Requirement —
From the listing that follows, extract every line and set it down unaltered.

Material —
======

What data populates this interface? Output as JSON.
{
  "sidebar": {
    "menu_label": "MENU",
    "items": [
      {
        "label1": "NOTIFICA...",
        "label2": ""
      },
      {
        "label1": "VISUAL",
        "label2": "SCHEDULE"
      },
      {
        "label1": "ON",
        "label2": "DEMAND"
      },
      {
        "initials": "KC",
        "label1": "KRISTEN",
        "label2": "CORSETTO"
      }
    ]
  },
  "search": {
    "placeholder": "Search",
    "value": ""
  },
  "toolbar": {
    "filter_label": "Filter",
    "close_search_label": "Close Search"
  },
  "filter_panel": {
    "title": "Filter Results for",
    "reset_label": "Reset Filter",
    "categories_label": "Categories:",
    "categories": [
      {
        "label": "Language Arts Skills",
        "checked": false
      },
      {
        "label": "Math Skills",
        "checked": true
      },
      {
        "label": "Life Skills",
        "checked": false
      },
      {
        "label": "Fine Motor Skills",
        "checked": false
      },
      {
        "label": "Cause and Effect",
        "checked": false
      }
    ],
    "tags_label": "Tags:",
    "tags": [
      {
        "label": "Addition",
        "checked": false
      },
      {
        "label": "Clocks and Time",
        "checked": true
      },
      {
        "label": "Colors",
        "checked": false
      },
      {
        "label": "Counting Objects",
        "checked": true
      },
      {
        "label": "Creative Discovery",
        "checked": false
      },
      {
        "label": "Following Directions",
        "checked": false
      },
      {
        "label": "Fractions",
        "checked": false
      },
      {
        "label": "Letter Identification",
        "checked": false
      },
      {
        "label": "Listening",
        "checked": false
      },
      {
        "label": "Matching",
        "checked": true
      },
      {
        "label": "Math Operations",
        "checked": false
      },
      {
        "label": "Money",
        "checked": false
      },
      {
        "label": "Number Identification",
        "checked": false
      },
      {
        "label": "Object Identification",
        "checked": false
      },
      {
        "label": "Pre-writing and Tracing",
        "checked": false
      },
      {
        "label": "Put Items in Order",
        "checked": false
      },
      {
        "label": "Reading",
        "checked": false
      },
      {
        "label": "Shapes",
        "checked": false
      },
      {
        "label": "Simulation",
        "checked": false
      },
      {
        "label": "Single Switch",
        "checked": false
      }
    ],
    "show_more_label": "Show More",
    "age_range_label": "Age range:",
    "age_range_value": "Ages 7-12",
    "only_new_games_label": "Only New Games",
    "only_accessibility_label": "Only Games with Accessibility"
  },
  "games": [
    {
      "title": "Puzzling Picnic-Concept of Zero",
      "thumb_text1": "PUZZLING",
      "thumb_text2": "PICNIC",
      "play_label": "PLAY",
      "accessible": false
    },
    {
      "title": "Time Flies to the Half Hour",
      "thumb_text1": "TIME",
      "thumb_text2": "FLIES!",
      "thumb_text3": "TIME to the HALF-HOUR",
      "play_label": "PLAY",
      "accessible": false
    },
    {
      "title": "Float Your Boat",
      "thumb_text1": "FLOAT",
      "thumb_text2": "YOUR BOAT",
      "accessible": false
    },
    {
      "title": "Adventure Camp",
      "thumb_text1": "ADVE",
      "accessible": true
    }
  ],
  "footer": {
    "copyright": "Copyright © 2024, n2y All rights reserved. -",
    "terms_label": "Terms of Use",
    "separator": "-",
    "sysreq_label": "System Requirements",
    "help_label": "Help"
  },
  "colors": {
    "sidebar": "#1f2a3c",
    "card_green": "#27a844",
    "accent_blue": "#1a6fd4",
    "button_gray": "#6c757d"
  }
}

======

Output of the exercise —
What data populates this interface? Output as JSON.
{
  "sidebar": {
    "menu_label": "MENU",
    "items": [
      {
        "label1": "NOTIFICA...",
        "label2": ""
      },
      {
        "label1": "VISUAL",
        "label2": "SCHEDULE"
      },
      {
        "label1": "ON",
        "label2": "DEMAND"
      },
      {
        "initials": "KC",
        "label1": "KRISTEN",
        "label2": "CORSETTO"
      }
    ]
  },
  "search": {
    "placeholder": "Search",
    "value": ""
  },
  "toolbar": {
    "filter_label": "Filter",
    "close_search_label": "Close Search"
  },
  "filter_panel": {
    "title": "Filter Results for",
    "reset_label": "Reset Filter",
    "categories_label": "Categories:",
    "categories": [
      {
        "label": "Language Arts Skills",
        "checked": false
      },
      {
        "label": "Math Skills",
        "checked": true
      },
      {
        "label": "Life Skills",
        "checked": false
      },
      {
        "label": "Fine Motor Skills",
        "checked": false
      },
      {
        "label": "Cause and Effect",
        "checked": false
      }
    ],
    "tags_label": "Tags:",
    "tags": [
      {
        "label": "Addition",
        "checked": false
      },
      {
        "label": "Clocks and Time",
        "checked": true
      },
      {
        "label": "Colors",
        "checked": false
      },
      {
        "label": "Counting Objects",
        "checked": true
      },
      {
        "label": "Creative Discovery",
        "checked": false
      },
      {
        "label": "Following Directions",
        "checked": false
      },
      {
        "label": "Fractions",
        "checked": false
      },
      {
        "label": "Letter Identification",
        "checked": false
      },
      {
        "label": "Listening",
        "checked": false
      },
      {
        "label": "Matching",
        "checked": true
      },
      {
        "label": "Math Operations",
        "checked": false
      },
      {
        "label": "Money",
        "checked": false
      },
      {
        "label": "Number Identification",
        "checked": false
      },
      {
        "label": "Object Identification",
        "checked": false
      },
      {
        "label": "Pre-writing and Tracing",
        "checked": false
      },
      {
        "label": "Put Items in Order",
        "checked": false
      },
      {
        "label": "Reading",
        "checked": false
      },
      {
        "label": "Shapes",
        "checked": false
      },
      {
        "label": "Simulation",
        "checked": false
      },
      {
        "label": "Single Switch",
        "checked": false
      }
    ],
    "show_more_label": "Show More",
    "age_range_label": "Age range:",
    "age_range_value": "Ages 7-12",
    "only_new_games_label": "Only New Games",
    "only_accessibility_label": "Only Games with Accessibility"
  },
  "games": [
    {
      "title": "Puzzling Picnic-Concept of Zero",
      "thumb_text1": "PUZZLING",
      "thumb_text2": "PICNIC",
      "play_label": "PLAY",
      "accessible": false
    },
    {
      "title": "Time Flies to the Half Hour",
      "thumb_text1": "TIME",
      "thumb_text2": "FLIES!",
      "thumb_text3": "TIME to the HALF-HOUR",
      "play_label": "PLAY",
      "accessible": false
    },
    {
      "title": "Float Your Boat",
      "thumb_text1": "FLOAT",
      "thumb_text2": "YOUR BOAT",
      "accessible": false
    },
    {
      "title": "Adventure Camp",
      "thumb_text1": "ADVE",
      "accessible": true
    }
  ],
  "footer": {
    "copyright": "Copyright © 2024, n2y All rights reserved. -",
    "terms_label": "Terms of Use",
    "separator": "-",
    "sysreq_label": "System Requirements",
    "help_label": "Help"
  },
  "colors": {
    "sidebar": "#1f2a3c",
    "card_green": "#27a844",
    "accent_blue": "#1a6fd4",
    "button_gray": "#6c757d"
  }
}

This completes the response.